Arizona

Arizona

April 10, 2018 | By Keith Martin in Washington, DC

Arizona remains an active battleground for renewable energy advocates.

The state supreme court said in March that the state tax department cannot assess property taxes on solar rooftop systems that solar companies lease to residential and commercial customers. The court left open whether such taxes can be assessed by county assessors.

The Arizona Department of Revenue started notifying solar rooftop companies in April 2014 that it planned to send property tax assessments for the 2015 tax year.

SolarCity and Sunrun promptly asked the state tax court for a declaratory judgment that the state tax department is not authorized to make such assessments.

By law, the state can assess all property owned or leased by gas, water, electric, sewer and wastewater utilities, including “all property, owned or leased, or used by taxpayers in the following businesses . . . (4) [o]peration of an electric generation system.” An electric generation system is a system that generates electricity “to be delivered to customers through a transmission or distribution system.”

The supreme court said the solar rooftop systems in this case are not being used by the two solar companies to deliver electricity to customers. The customers use the systems themselves to generate electricity for their own use and, even though some of the electricity moves to the grid through net metering, the two solar companies have no part in such transmissions.   

The court said if any property taxes are to be paid, they must be assessed locally. County assessors in Arizona assess both “real property” and “business personal property,” but some types of business personal property must be assigned a zero value.

The court said the rooftop solar panels are “business personal property” rather than “real property.” 

It refrained from addressing whether county assessors have authority to assess the rooftop systems and, if so, at what value at the urging of the two solar companies, since counties have not sought to date to tax them and were not parties to the litigation. The case has moved back to the state tax court, where it originated, to give the counties an opportunity to join if they want a decision on the county-level issues. 

The Arizona Department of Revenue said in a statement on March 19 that it is “committed to following the direction of the state supreme court outlined in its ruling.”

The case is SolarCity Corporation v. Arizona Department of Revenue. The supreme court released its decision on March 16. (For earlier coverage, see “Arizona Property Taxes and Rooftop Solar” in the June 2017 NewsWire.)

Meanwhile, a group called Clean Energy for a Healthy Arizona has petitioned the state to include on the November ballot a proposal to require Arizona utilities to supply at least 50% of their electricity from renewable energy by 2030. At least 10% would have to come from distributed sources like rooftop solar. The group needs 233,953 voter signatures by July 5.

The current renewable portfolio standard in Arizona is 15% renewable energy by 2025.

The governor, Doug Ducey (R), signed a bill on March 23 to limit the penalties that utilities face for falling short on their renewable portfolio targets to a maximum of $5,000 per day per offense. Rep. Vince Leach (R), who sponsored the bill in the state legislature, said the measure is needed to protect Arizona utility customers from costly mandates.

[Records shown]
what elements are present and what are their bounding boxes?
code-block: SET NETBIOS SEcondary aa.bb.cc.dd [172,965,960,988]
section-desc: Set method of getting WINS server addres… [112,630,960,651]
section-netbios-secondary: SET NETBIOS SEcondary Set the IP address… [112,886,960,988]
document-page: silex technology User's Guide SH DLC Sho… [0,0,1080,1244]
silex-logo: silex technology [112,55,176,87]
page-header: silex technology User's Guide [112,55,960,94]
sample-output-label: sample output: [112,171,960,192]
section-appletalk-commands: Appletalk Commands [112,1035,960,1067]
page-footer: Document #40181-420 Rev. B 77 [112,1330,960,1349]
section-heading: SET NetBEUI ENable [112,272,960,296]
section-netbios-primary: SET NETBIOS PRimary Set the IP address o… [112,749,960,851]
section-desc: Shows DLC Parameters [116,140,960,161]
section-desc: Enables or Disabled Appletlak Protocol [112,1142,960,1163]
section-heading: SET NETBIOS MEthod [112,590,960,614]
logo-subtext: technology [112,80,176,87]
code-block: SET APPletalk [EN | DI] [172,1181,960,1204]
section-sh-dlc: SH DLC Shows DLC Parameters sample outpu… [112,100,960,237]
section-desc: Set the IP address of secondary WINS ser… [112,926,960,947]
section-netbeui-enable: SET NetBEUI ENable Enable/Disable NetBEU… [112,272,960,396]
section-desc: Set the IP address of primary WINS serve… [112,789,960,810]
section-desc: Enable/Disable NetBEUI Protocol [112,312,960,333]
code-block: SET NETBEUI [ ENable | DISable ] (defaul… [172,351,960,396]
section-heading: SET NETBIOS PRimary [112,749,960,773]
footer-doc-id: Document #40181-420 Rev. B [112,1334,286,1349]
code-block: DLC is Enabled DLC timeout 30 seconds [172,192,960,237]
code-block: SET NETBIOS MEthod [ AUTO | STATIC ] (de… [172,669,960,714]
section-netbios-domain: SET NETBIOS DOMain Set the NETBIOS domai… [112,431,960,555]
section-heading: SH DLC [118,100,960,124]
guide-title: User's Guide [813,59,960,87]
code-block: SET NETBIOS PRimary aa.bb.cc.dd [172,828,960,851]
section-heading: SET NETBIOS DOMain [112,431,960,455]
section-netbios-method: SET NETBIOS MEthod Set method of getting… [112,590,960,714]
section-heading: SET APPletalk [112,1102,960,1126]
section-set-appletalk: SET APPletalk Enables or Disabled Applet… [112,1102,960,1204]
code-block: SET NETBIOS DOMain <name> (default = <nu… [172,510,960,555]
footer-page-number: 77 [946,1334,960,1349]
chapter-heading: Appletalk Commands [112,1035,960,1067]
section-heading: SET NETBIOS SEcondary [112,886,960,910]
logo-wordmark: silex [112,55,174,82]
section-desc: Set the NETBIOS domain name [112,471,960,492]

[Aim of the exercise] Could you pull out the stretch of the Arizona solar article from "The Arizona Department of Revenue said" through "the June 2017 NewsWire.)"? The listing stands apart from the Arizona solar article.

[Exercise output]
The Arizona Department of Revenue said in a statement on March 19 that it is “committed to following the direction of the state supreme court outlined in its ruling.”

The case is SolarCity Corporation v. Arizona Department of Revenue. The supreme court released its decision on March 16. (For earlier coverage, see “Arizona Property Taxes and Rooftop Solar” in the June 2017 NewsWire.)